Stated goal :: Copy out the whole listing exactly as written, leaving the pictures behind.

Figure content listings:
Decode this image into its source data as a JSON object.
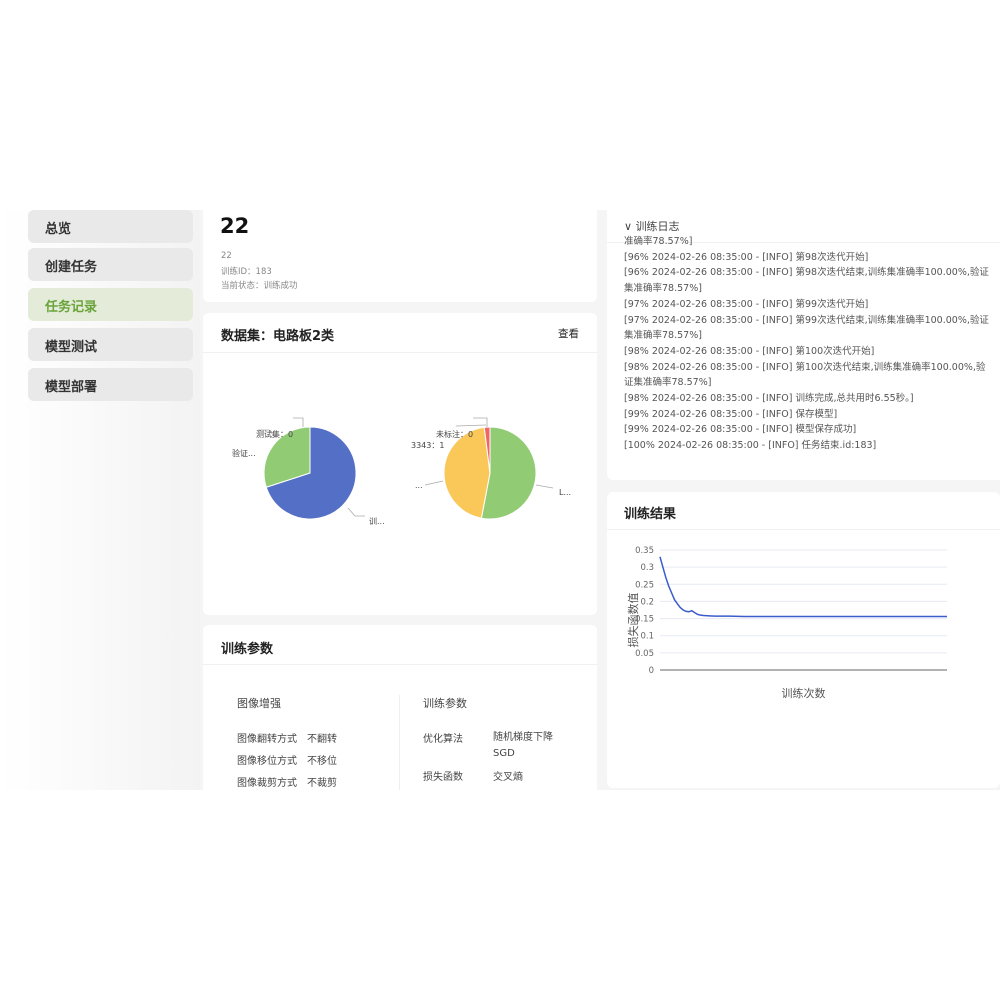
{
  "sidebar": {
    "items": [
      {
        "label": "总览"
      },
      {
        "label": "创建任务"
      },
      {
        "label": "任务记录",
        "active": true
      },
      {
        "label": "模型测试"
      },
      {
        "label": "模型部署"
      }
    ]
  },
  "task": {
    "title": "22",
    "name": "22",
    "train_id": "训练ID：183",
    "status": "当前状态：训练成功"
  },
  "dataset": {
    "title": "数据集：电路板2类",
    "view_label": "查看",
    "pie_split": {
      "slices": [
        {
          "label": "训...",
          "fraction": 0.7,
          "color": "#5470c6"
        },
        {
          "label": "验证...",
          "fraction": 0.3,
          "color": "#91cc75"
        },
        {
          "label": "测试集：0",
          "fraction": 0,
          "color": "#fac858"
        }
      ]
    },
    "pie_labels": {
      "slices": [
        {
          "label": "L...",
          "fraction": 0.53,
          "color": "#91cc75"
        },
        {
          "label": "...",
          "fraction": 0.45,
          "color": "#fac858"
        },
        {
          "label": "3343：1",
          "fraction": 0.02,
          "color": "#ee6666"
        },
        {
          "label": "未标注：0",
          "fraction": 0,
          "color": "#5470c6"
        }
      ]
    }
  },
  "params": {
    "title": "训练参数",
    "aug": {
      "title": "图像增强",
      "rows": [
        {
          "k": "图像翻转方式",
          "v": "不翻转"
        },
        {
          "k": "图像移位方式",
          "v": "不移位"
        },
        {
          "k": "图像裁剪方式",
          "v": "不裁剪"
        }
      ]
    },
    "train": {
      "title": "训练参数",
      "rows": [
        {
          "k": "优化算法",
          "v": "随机梯度下降SGD"
        },
        {
          "k": "损失函数",
          "v": "交叉熵"
        }
      ]
    }
  },
  "log": {
    "title": "训练日志",
    "lines": [
      "准确率78.57%]",
      "[96% 2024-02-26 08:35:00 - [INFO] 第98次迭代开始]",
      "[96% 2024-02-26 08:35:00 - [INFO] 第98次迭代结束,训练集准确率100.00%,验证集准确率78.57%]",
      "[97% 2024-02-26 08:35:00 - [INFO] 第99次迭代开始]",
      "[97% 2024-02-26 08:35:00 - [INFO] 第99次迭代结束,训练集准确率100.00%,验证集准确率78.57%]",
      "[98% 2024-02-26 08:35:00 - [INFO] 第100次迭代开始]",
      "[98% 2024-02-26 08:35:00 - [INFO] 第100次迭代结束,训练集准确率100.00%,验证集准确率78.57%]",
      "[98% 2024-02-26 08:35:00 - [INFO] 训练完成,总共用时6.55秒。]",
      "[99% 2024-02-26 08:35:00 - [INFO] 保存模型]",
      "[99% 2024-02-26 08:35:00 - [INFO] 模型保存成功]",
      "[100% 2024-02-26 08:35:00 - [INFO] 任务结束.id:183]"
    ]
  },
  "result": {
    "title": "训练结果"
  },
  "chart_data": {
    "type": "line",
    "xlabel": "训练次数",
    "ylabel": "损失函数值",
    "ylim": [
      0,
      0.35
    ],
    "yticks": [
      "0",
      "0.05",
      "0.1",
      "0.15",
      "0.2",
      "0.25",
      "0.3",
      "0.35"
    ],
    "grid": true,
    "color": "#3b5bcc",
    "x": [
      1,
      2,
      3,
      4,
      5,
      6,
      7,
      8,
      9,
      10,
      11,
      12,
      13,
      14,
      15,
      16,
      18,
      20,
      25,
      30,
      40,
      50,
      60,
      70,
      80,
      90,
      100
    ],
    "values": [
      0.33,
      0.3,
      0.27,
      0.245,
      0.225,
      0.205,
      0.193,
      0.182,
      0.175,
      0.171,
      0.17,
      0.173,
      0.167,
      0.162,
      0.16,
      0.159,
      0.158,
      0.157,
      0.157,
      0.156,
      0.156,
      0.156,
      0.156,
      0.156,
      0.156,
      0.156,
      0.156
    ]
  }
}
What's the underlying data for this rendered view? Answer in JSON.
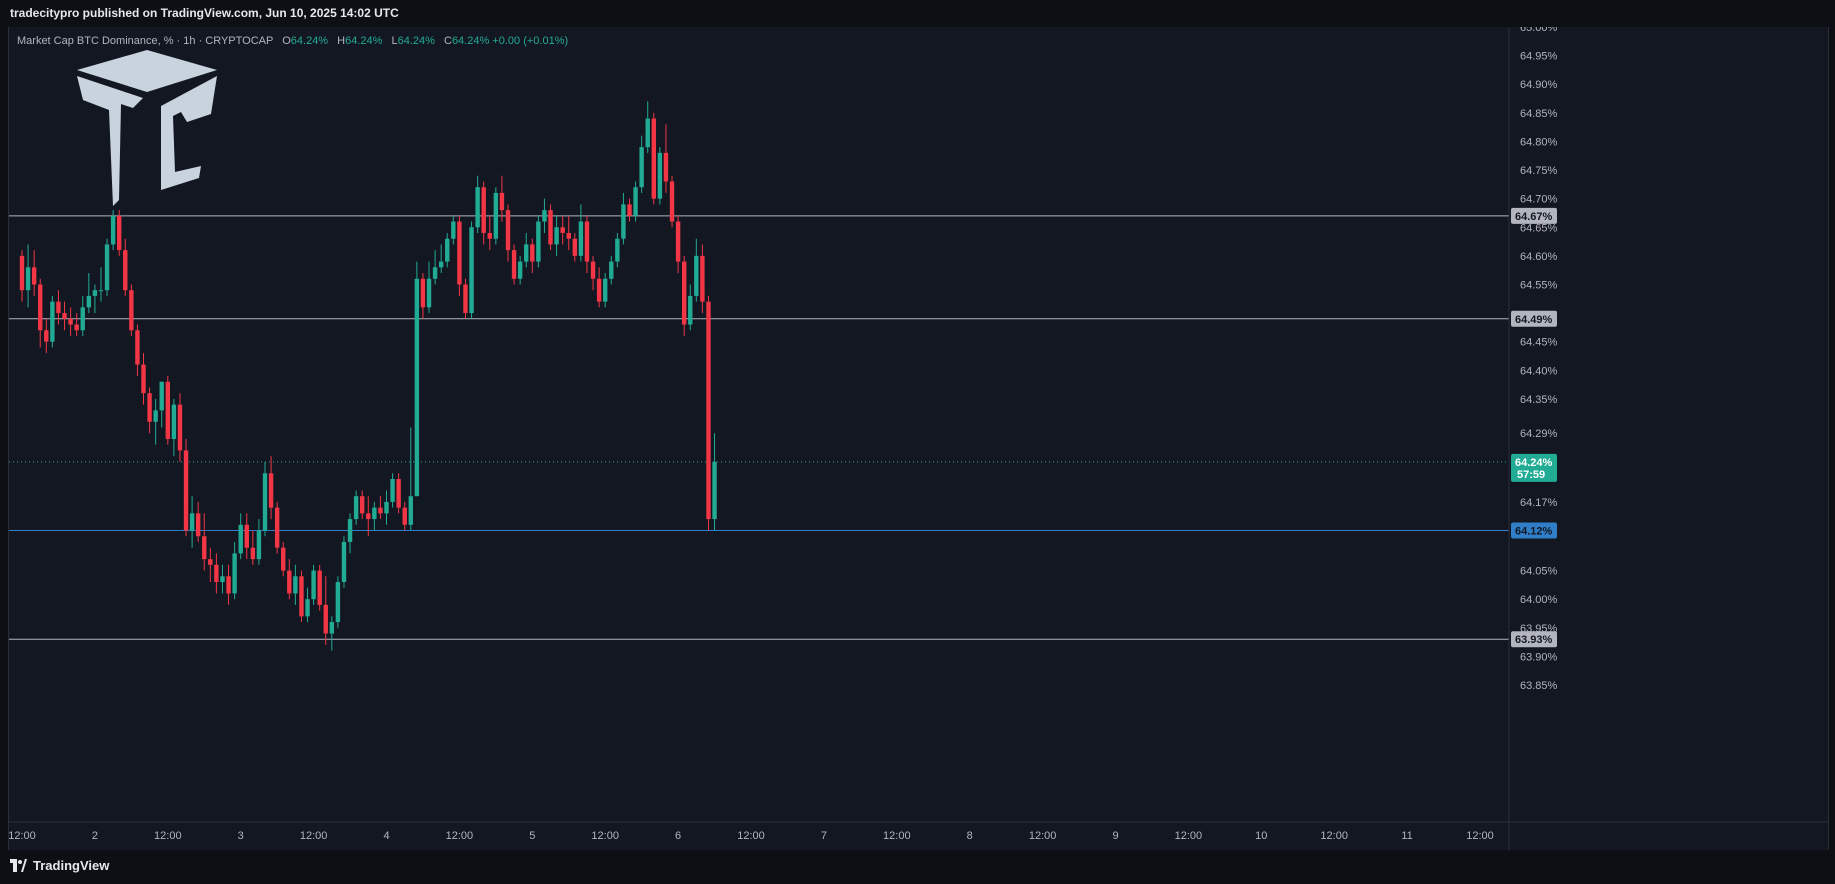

Exercise solution ::
Decode this image into its source data as a JSON object.
{
  "sidebar": {
    "items": [
      {
        "label": "总览"
      },
      {
        "label": "创建任务"
      },
      {
        "label": "任务记录",
        "active": true
      },
      {
        "label": "模型测试"
      },
      {
        "label": "模型部署"
      }
    ]
  },
  "task": {
    "title": "22",
    "name": "22",
    "train_id": "训练ID：183",
    "status": "当前状态：训练成功"
  },
  "dataset": {
    "title": "数据集：电路板2类",
    "view_label": "查看",
    "pie_split": {
      "slices": [
        {
          "label": "训...",
          "fraction": 0.7,
          "color": "#5470c6"
        },
        {
          "label": "验证...",
          "fraction": 0.3,
          "color": "#91cc75"
        },
        {
          "label": "测试集：0",
          "fraction": 0,
          "color": "#fac858"
        }
      ]
    },
    "pie_labels": {
      "slices": [
        {
          "label": "L...",
          "fraction": 0.53,
          "color": "#91cc75"
        },
        {
          "label": "...",
          "fraction": 0.45,
          "color": "#fac858"
        },
        {
          "label": "3343：1",
          "fraction": 0.02,
          "color": "#ee6666"
        },
        {
          "label": "未标注：0",
          "fraction": 0,
          "color": "#5470c6"
        }
      ]
    }
  },
  "params": {
    "title": "训练参数",
    "aug": {
      "title": "图像增强",
      "rows": [
        {
          "k": "图像翻转方式",
          "v": "不翻转"
        },
        {
          "k": "图像移位方式",
          "v": "不移位"
        },
        {
          "k": "图像裁剪方式",
          "v": "不裁剪"
        }
      ]
    },
    "train": {
      "title": "训练参数",
      "rows": [
        {
          "k": "优化算法",
          "v": "随机梯度下降SGD"
        },
        {
          "k": "损失函数",
          "v": "交叉熵"
        }
      ]
    }
  },
  "log": {
    "title": "训练日志",
    "lines": [
      "准确率78.57%]",
      "[96% 2024-02-26 08:35:00 - [INFO] 第98次迭代开始]",
      "[96% 2024-02-26 08:35:00 - [INFO] 第98次迭代结束,训练集准确率100.00%,验证集准确率78.57%]",
      "[97% 2024-02-26 08:35:00 - [INFO] 第99次迭代开始]",
      "[97% 2024-02-26 08:35:00 - [INFO] 第99次迭代结束,训练集准确率100.00%,验证集准确率78.57%]",
      "[98% 2024-02-26 08:35:00 - [INFO] 第100次迭代开始]",
      "[98% 2024-02-26 08:35:00 - [INFO] 第100次迭代结束,训练集准确率100.00%,验证集准确率78.57%]",
      "[98% 2024-02-26 08:35:00 - [INFO] 训练完成,总共用时6.55秒。]",
      "[99% 2024-02-26 08:35:00 - [INFO] 保存模型]",
      "[99% 2024-02-26 08:35:00 - [INFO] 模型保存成功]",
      "[100% 2024-02-26 08:35:00 - [INFO] 任务结束.id:183]"
    ]
  },
  "result": {
    "title": "训练结果"
  },
  "chart_data": {
    "type": "line",
    "xlabel": "训练次数",
    "ylabel": "损失函数值",
    "ylim": [
      0,
      0.35
    ],
    "yticks": [
      "0",
      "0.05",
      "0.1",
      "0.15",
      "0.2",
      "0.25",
      "0.3",
      "0.35"
    ],
    "grid": true,
    "color": "#3b5bcc",
    "x": [
      1,
      2,
      3,
      4,
      5,
      6,
      7,
      8,
      9,
      10,
      11,
      12,
      13,
      14,
      15,
      16,
      18,
      20,
      25,
      30,
      40,
      50,
      60,
      70,
      80,
      90,
      100
    ],
    "values": [
      0.33,
      0.3,
      0.27,
      0.245,
      0.225,
      0.205,
      0.193,
      0.182,
      0.175,
      0.171,
      0.17,
      0.173,
      0.167,
      0.162,
      0.16,
      0.159,
      0.158,
      0.157,
      0.157,
      0.156,
      0.156,
      0.156,
      0.156,
      0.156,
      0.156,
      0.156,
      0.156
    ]
  }
}
What's the underlying data for this rendered view? Answer in JSON.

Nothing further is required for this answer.